▶ Directive
Below is a block of data; give all of it again word for word.

▶ Given records
/---

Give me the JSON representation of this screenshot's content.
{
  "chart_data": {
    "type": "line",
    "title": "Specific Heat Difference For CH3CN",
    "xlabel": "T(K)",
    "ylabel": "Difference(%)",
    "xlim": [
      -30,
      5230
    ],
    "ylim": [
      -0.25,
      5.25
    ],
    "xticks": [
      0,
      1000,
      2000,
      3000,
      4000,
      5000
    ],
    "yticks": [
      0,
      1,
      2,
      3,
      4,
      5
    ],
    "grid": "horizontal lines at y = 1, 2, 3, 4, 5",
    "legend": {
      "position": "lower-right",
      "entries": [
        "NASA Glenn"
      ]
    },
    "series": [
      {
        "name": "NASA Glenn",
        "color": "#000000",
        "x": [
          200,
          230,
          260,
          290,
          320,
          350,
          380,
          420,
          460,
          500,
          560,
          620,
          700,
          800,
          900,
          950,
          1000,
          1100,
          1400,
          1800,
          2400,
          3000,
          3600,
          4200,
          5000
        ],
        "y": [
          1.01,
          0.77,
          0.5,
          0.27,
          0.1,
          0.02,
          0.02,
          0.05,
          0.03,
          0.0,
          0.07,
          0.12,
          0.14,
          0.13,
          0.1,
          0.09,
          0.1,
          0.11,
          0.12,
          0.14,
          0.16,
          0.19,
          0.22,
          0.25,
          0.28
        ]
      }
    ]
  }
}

\---

▶ Expected answer
Give me the JSON representation of this screenshot's content.
{
  "chart_data": {
    "type": "line",
    "title": "Specific Heat Difference For CH3CN",
    "xlabel": "T(K)",
    "ylabel": "Difference(%)",
    "xlim": [
      -30,
      5230
    ],
    "ylim": [
      -0.25,
      5.25
    ],
    "xticks": [
      0,
      1000,
      2000,
      3000,
      4000,
      5000
    ],
    "yticks": [
      0,
      1,
      2,
      3,
      4,
      5
    ],
    "grid": "horizontal lines at y = 1, 2, 3, 4, 5",
    "legend": {
      "position": "lower-right",
      "entries": [
        "NASA Glenn"
      ]
    },
    "series": [
      {
        "name": "NASA Glenn",
        "color": "#000000",
        "x": [
          200,
          230,
          260,
          290,
          320,
          350,
          380,
          420,
          460,
          500,
          560,
          620,
          700,
          800,
          900,
          950,
          1000,
          1100,
          1400,
          1800,
          2400,
          3000,
          3600,
          4200,
          5000
        ],
        "y": [
          1.01,
          0.77,
          0.5,
          0.27,
          0.1,
          0.02,
          0.02,
          0.05,
          0.03,
          0.0,
          0.07,
          0.12,
          0.14,
          0.13,
          0.1,
          0.09,
          0.1,
          0.11,
          0.12,
          0.14,
          0.16,
          0.19,
          0.22,
          0.25,
          0.28
        ]
      }
    ]
  }
}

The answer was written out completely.